WRITTEN INSTRUCTION: Return each line of the records holding the string "optional".

··········

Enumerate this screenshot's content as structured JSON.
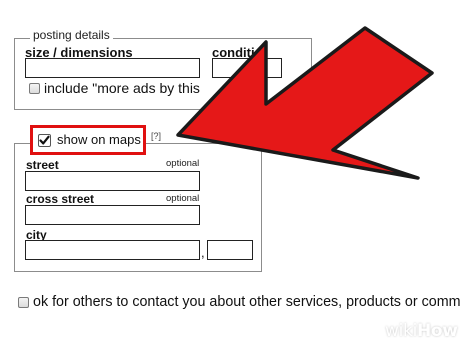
{
  "posting_details": {
    "legend": "posting details",
    "size_label": "size / dimensions",
    "size_value": "",
    "condition_label": "conditi",
    "condition_value": "",
    "more_ads_label": "include \"more ads by this"
  },
  "map_section": {
    "show_on_maps_label": "show on maps",
    "show_on_maps_checked": true,
    "help_glyph": "[?]",
    "street_label": "street",
    "street_optional": "optional",
    "street_value": "",
    "cross_street_label": "cross street",
    "cross_street_optional": "optional",
    "cross_street_value": "",
    "city_label": "city",
    "city_value": "",
    "city_separator": ",",
    "state_value": ""
  },
  "contact": {
    "label": "ok for others to contact you about other services, products or comm"
  },
  "annotation": {
    "highlight_color": "#e01010",
    "arrow_color": "#e01010"
  },
  "watermark": {
    "prefix": "wiki",
    "suffix": "How"
  }
}
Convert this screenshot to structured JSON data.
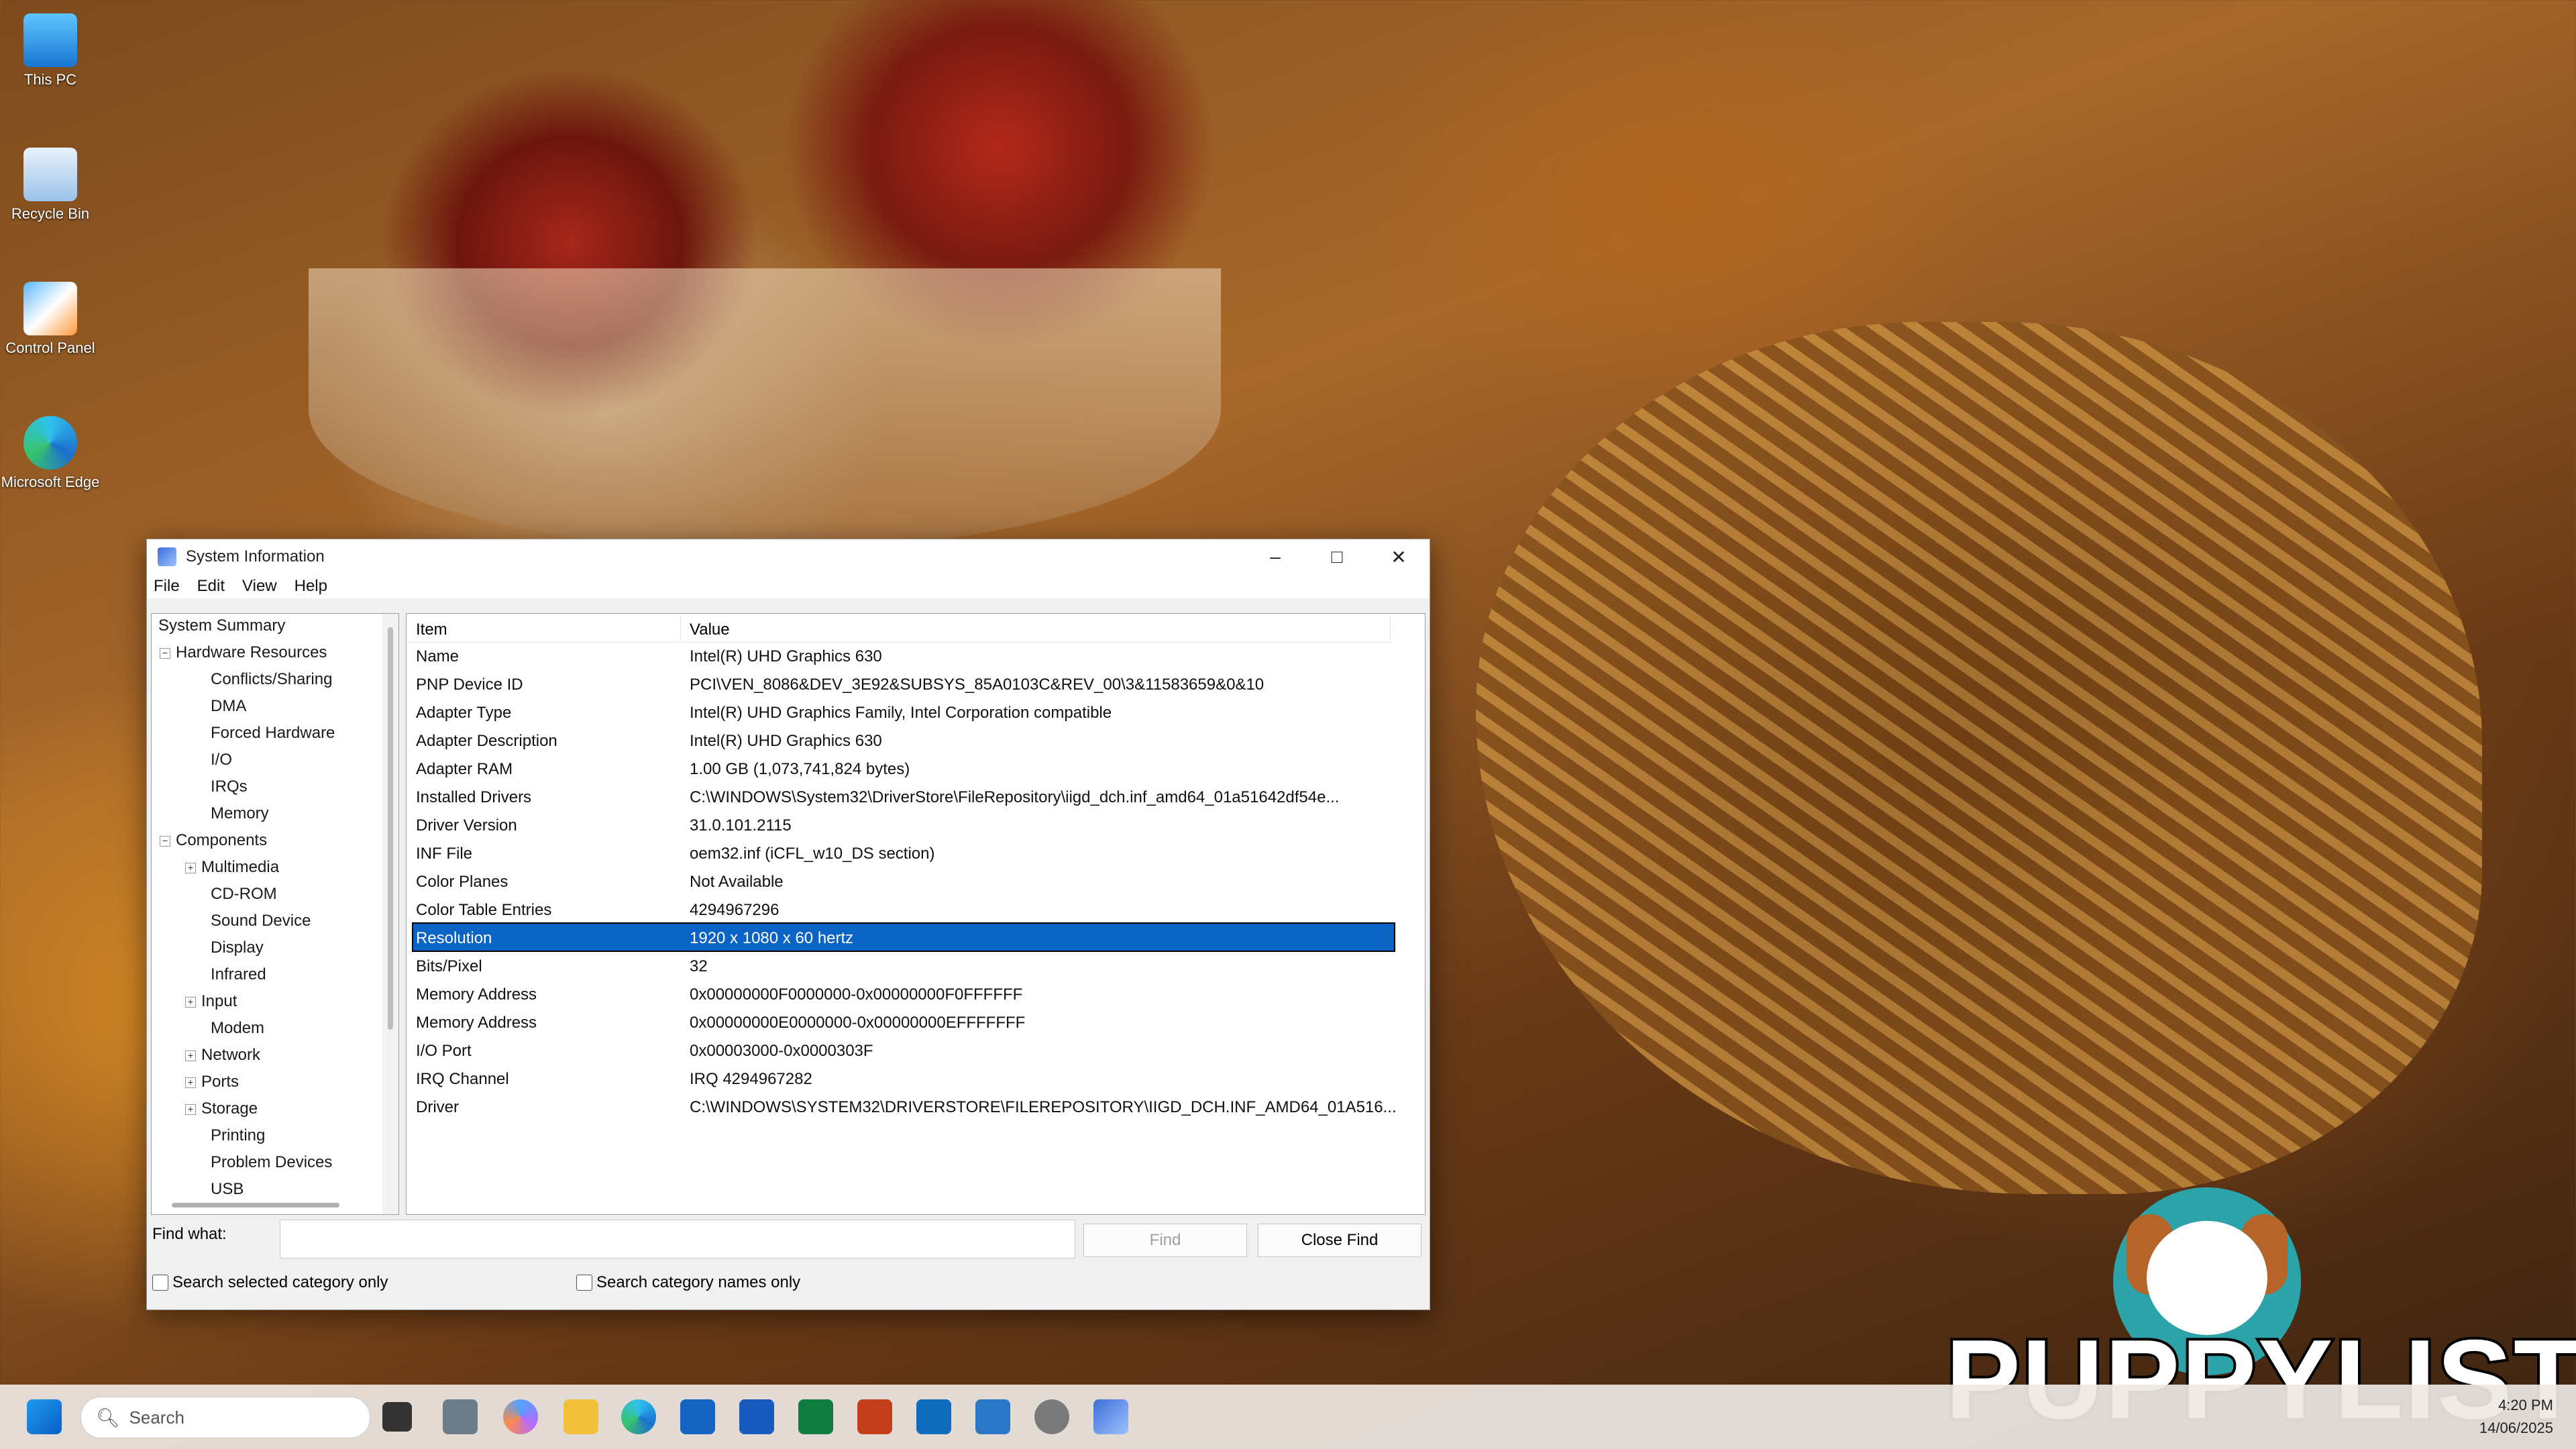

··········

THE SOLUTION:
    "street_optional": "optional",
    "cross_street_optional": "optional",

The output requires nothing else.